MATERIAL FOR THE TASK =
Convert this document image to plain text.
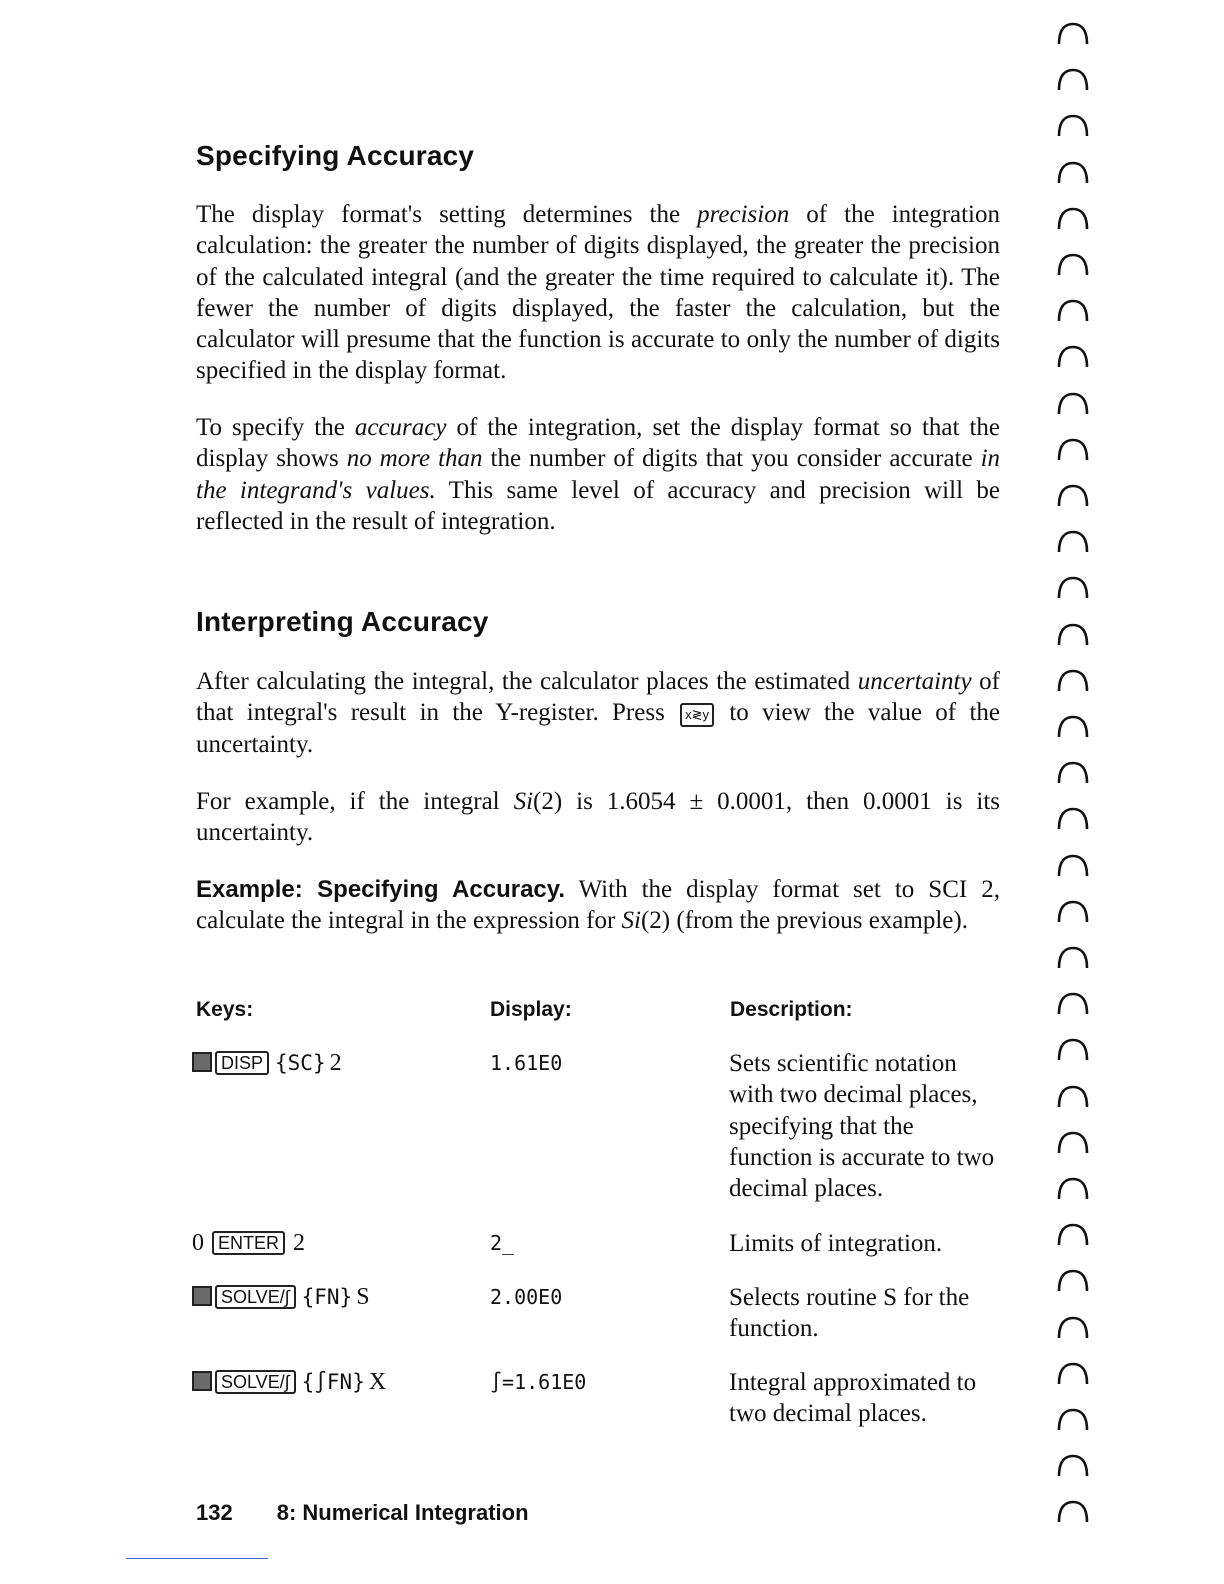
Specifying Accuracy
The display format's setting determines the precision of the integration calculation: the greater the number of digits displayed, the greater the precision of the calculated integral (and the greater the time required to calculate it). The fewer the number of digits displayed, the faster the calculation, but the calculator will presume that the function is accurate to only the number of digits specified in the display format.
To specify the accuracy of the integration, set the display format so that the display shows no more than the number of digits that you consider accurate in the integrand's values. This same level of accuracy and precision will be reflected in the result of integration.
Interpreting Accuracy
After calculating the integral, the calculator places the estimated uncertainty of that integral's result in the Y-register. Press x≷y to view the value of the uncertainty.
For example, if the integral Si(2) is 1.6054 ± 0.0001, then 0.0001 is its uncertainty.
Example: Specifying Accuracy. With the display format set to SCI 2, calculate the integral in the expression for Si(2) (from the previous example).
Keys:	Display:	Description:
DISP {SC} 2	1.61E0	Sets scientific notation with two decimal places, specifying that the function is accurate to two decimal places.
0 ENTER 2	2_	Limits of integration.
SOLVE/∫ {FN} S	2.00E0	Selects routine S for the function.
SOLVE/∫ {∫FN} X	∫=1.61E0	Integral approximated to two decimal places.
132 8: Numerical Integration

THE REQUEST =
The records above need to be restated word for word, with the pictures left out.

CORRECT ANSWER =
Convert this document image to plain text.
Specifying Accuracy
The display format's setting determines the precision of the integration calculation: the greater the number of digits displayed, the greater the precision of the calculated integral (and the greater the time required to calculate it). The fewer the number of digits displayed, the faster the calculation, but the calculator will presume that the function is accurate to only the number of digits specified in the display format.
To specify the accuracy of the integration, set the display format so that the display shows no more than the number of digits that you consider accurate in the integrand's values. This same level of accuracy and precision will be reflected in the result of integration.
Interpreting Accuracy
After calculating the integral, the calculator places the estimated uncertainty of that integral's result in the Y-register. Press x≷y to view the value of the uncertainty.
For example, if the integral Si(2) is 1.6054 ± 0.0001, then 0.0001 is its uncertainty.
Example: Specifying Accuracy. With the display format set to SCI 2, calculate the integral in the expression for Si(2) (from the previous example).
Keys:	Display:	Description:
DISP {SC} 2	1.61E0	Sets scientific notation with two decimal places, specifying that the function is accurate to two decimal places.
0 ENTER 2	2_	Limits of integration.
SOLVE/∫ {FN} S	2.00E0	Selects routine S for the function.
SOLVE/∫ {∫FN} X	∫=1.61E0	Integral approximated to two decimal places.
132 8: Numerical Integration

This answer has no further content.